Data entries
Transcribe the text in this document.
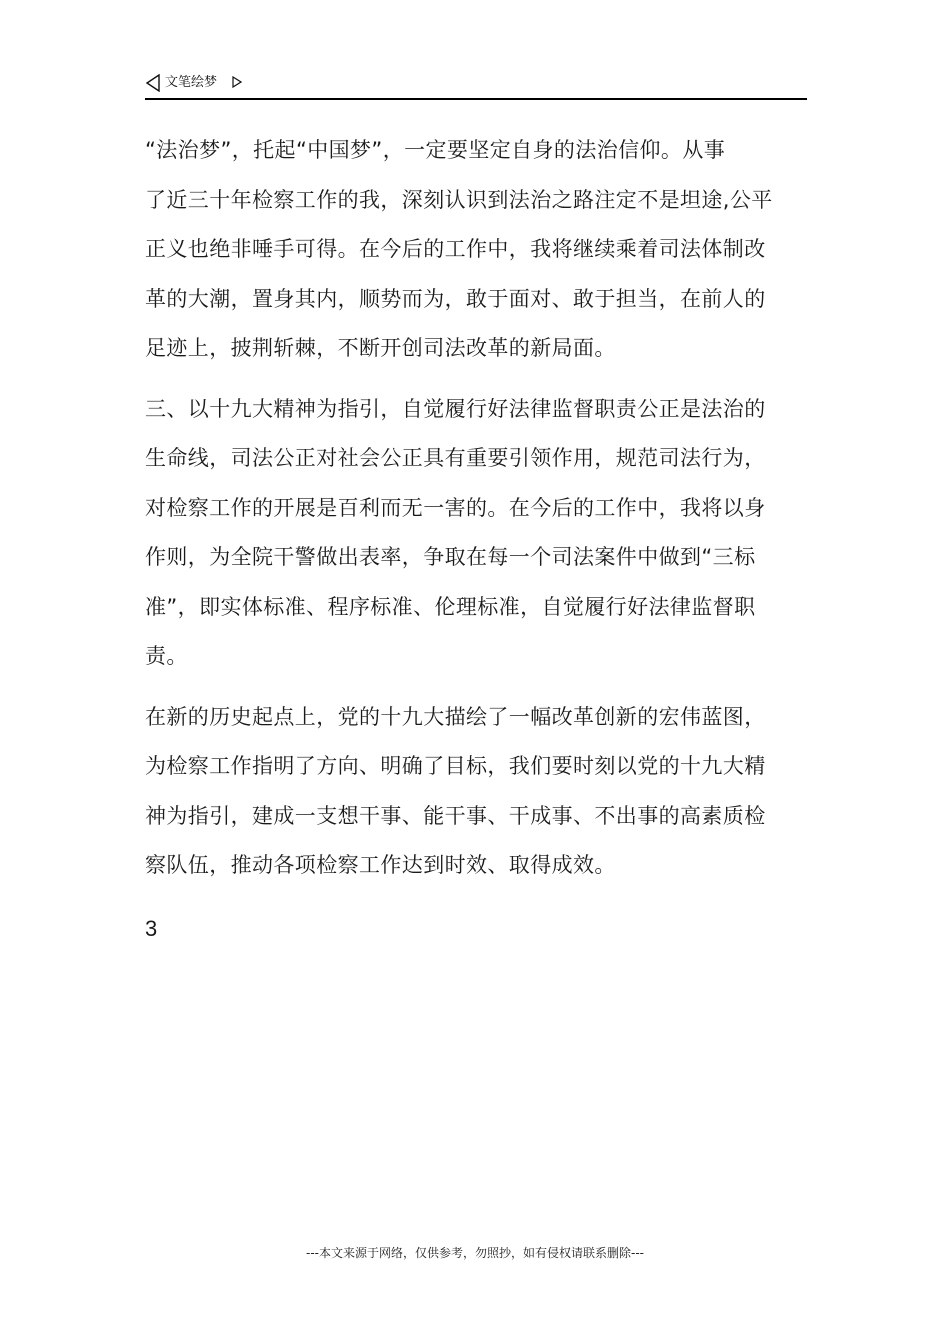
文笔绘梦

“法治梦”，托起“中国梦”，一定要坚定自身的法治信仰。从事
了近三十年检察工作的我，深刻认识到法治之路注定不是坦途,公平
正义也绝非唾手可得。在今后的工作中，我将继续乘着司法体制改
革的大潮，置身其内，顺势而为，敢于面对、敢于担当，在前人的
足迹上，披荆斩棘，不断开创司法改革的新局面。

三、以十九大精神为指引，自觉履行好法律监督职责公正是法治的
生命线，司法公正对社会公正具有重要引领作用，规范司法行为，
对检察工作的开展是百利而无一害的。在今后的工作中，我将以身
作则，为全院干警做出表率，争取在每一个司法案件中做到“三标
准”，即实体标准、程序标准、伦理标准，自觉履行好法律监督职
责。

在新的历史起点上，党的十九大描绘了一幅改革创新的宏伟蓝图，
为检察工作指明了方向、明确了目标，我们要时刻以党的十九大精
神为指引，建成一支想干事、能干事、干成事、不出事的高素质检
察队伍，推动各项检察工作达到时效、取得成效。

3
---本文来源于网络，仅供参考，勿照抄，如有侵权请联系删除---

▸ PROBLEM:
Identify the lines that hold the word "在今后的工作中". Copy every one of them.

▸ PROBLEM SOLUTION:
正义也绝非唾手可得。在今后的工作中，我将继续乘着司法体制改
对检察工作的开展是百利而无一害的。在今后的工作中，我将以身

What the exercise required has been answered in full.